EXTRACTED MATERIAL -
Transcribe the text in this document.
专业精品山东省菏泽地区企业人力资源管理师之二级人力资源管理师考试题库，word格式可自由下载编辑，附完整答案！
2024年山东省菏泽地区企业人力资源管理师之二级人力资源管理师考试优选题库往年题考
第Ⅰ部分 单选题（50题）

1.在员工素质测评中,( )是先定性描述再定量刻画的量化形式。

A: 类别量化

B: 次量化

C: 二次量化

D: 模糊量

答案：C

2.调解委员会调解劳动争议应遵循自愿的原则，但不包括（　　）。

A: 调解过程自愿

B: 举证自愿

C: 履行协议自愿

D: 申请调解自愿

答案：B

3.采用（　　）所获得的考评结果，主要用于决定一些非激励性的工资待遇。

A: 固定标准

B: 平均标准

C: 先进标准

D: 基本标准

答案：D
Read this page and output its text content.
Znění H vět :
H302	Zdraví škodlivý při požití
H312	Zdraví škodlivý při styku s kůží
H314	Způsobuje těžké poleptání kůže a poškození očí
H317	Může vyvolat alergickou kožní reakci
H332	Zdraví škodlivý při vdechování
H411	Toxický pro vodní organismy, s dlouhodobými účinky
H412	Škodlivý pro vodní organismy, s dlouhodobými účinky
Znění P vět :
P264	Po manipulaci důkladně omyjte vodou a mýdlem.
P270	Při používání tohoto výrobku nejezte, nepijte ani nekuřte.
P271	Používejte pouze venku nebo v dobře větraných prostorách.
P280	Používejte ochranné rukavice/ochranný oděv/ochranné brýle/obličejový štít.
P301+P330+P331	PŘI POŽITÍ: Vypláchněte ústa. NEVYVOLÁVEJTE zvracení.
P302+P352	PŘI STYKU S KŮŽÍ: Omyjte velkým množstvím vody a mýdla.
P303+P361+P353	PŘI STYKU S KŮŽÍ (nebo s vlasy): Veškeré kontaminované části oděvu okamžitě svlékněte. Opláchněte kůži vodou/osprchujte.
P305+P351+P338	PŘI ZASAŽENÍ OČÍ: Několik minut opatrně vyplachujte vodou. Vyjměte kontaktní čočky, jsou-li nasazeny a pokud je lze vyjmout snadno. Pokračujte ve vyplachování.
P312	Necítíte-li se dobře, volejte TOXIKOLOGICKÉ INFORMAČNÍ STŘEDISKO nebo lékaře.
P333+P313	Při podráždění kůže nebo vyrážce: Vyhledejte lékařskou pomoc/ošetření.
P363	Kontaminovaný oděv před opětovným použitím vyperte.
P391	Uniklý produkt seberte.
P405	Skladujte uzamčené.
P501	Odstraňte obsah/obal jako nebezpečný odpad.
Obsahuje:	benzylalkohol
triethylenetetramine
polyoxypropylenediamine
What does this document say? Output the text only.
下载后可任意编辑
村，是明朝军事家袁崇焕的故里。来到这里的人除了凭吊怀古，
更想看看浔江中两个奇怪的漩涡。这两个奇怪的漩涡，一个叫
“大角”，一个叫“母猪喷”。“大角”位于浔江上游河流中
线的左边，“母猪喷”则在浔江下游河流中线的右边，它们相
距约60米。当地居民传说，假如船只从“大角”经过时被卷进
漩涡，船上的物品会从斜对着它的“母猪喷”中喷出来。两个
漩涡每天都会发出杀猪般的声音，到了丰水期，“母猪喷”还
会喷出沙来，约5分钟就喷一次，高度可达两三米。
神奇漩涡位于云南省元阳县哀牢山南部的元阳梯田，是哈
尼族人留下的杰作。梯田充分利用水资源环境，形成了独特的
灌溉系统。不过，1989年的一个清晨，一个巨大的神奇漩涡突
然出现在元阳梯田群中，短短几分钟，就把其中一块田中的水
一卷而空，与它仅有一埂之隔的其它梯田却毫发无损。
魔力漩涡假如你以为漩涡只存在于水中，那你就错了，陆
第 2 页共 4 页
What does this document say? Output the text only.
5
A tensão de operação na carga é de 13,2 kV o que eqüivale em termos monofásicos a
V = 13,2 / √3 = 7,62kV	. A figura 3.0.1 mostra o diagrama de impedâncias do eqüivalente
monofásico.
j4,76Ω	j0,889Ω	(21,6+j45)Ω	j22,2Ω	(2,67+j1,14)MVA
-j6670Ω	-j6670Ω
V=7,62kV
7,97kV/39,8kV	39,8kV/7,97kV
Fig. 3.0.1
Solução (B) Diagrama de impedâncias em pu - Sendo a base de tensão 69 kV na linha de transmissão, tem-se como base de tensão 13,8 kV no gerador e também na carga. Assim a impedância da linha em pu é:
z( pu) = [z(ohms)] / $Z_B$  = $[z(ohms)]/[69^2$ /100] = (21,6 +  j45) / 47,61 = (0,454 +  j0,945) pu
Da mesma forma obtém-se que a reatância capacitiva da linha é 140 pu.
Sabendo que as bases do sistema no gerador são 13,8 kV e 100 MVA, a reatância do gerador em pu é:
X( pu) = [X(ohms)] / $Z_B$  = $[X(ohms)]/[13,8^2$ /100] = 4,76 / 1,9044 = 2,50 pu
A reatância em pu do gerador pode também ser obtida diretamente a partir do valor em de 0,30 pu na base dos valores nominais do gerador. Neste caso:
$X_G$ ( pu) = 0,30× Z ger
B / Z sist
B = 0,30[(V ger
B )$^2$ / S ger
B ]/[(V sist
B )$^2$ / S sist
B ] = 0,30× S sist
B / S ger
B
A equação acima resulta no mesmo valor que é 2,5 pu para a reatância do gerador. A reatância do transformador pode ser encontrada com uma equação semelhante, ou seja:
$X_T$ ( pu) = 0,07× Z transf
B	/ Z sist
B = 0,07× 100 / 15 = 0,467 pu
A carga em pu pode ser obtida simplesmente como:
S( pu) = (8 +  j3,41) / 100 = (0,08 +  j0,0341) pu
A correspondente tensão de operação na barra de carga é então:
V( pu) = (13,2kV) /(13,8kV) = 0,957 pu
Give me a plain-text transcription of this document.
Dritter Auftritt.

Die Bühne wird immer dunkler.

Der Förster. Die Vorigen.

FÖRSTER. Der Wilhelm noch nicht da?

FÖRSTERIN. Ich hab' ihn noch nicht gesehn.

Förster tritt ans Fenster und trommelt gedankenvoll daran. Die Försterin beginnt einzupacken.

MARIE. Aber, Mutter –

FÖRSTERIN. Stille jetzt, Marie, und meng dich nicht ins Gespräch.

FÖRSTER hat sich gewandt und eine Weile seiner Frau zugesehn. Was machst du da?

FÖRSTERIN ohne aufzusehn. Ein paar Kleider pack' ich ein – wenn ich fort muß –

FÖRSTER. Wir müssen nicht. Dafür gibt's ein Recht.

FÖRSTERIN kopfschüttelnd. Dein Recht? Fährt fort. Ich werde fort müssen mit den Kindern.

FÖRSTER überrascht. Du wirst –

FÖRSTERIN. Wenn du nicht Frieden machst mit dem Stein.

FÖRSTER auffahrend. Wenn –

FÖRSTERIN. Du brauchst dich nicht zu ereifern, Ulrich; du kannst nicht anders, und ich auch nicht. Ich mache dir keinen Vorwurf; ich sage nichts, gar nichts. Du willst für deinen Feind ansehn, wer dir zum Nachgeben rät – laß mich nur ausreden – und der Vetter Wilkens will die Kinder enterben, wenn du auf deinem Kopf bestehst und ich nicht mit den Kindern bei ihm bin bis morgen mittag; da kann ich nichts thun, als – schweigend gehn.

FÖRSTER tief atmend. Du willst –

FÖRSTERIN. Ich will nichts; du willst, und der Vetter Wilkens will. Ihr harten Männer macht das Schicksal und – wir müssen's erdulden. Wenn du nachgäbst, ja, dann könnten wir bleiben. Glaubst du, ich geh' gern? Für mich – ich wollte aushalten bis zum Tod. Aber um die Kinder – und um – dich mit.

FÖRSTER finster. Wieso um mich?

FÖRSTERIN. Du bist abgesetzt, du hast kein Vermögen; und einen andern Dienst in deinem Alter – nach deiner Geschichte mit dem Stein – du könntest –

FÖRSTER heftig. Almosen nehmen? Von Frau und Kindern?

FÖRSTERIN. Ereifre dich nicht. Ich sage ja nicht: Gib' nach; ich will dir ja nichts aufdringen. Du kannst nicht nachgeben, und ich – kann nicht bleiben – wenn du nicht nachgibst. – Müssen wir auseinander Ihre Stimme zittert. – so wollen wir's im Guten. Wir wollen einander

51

WRITTEN INSTRUCTION -
In the records above, locate each line with the word "ohms". Copy all such lines.

SOLVED EXERCISE -
z( pu) = [z(ohms)] / $Z_B$  = $[z(ohms)]/[69^2$ /100] = (21,6 +  j45) / 47,61 = (0,454 +  j0,945) pu
X( pu) = [X(ohms)] / $Z_B$  = $[X(ohms)]/[13,8^2$ /100] = 4,76 / 1,9044 = 2,50 pu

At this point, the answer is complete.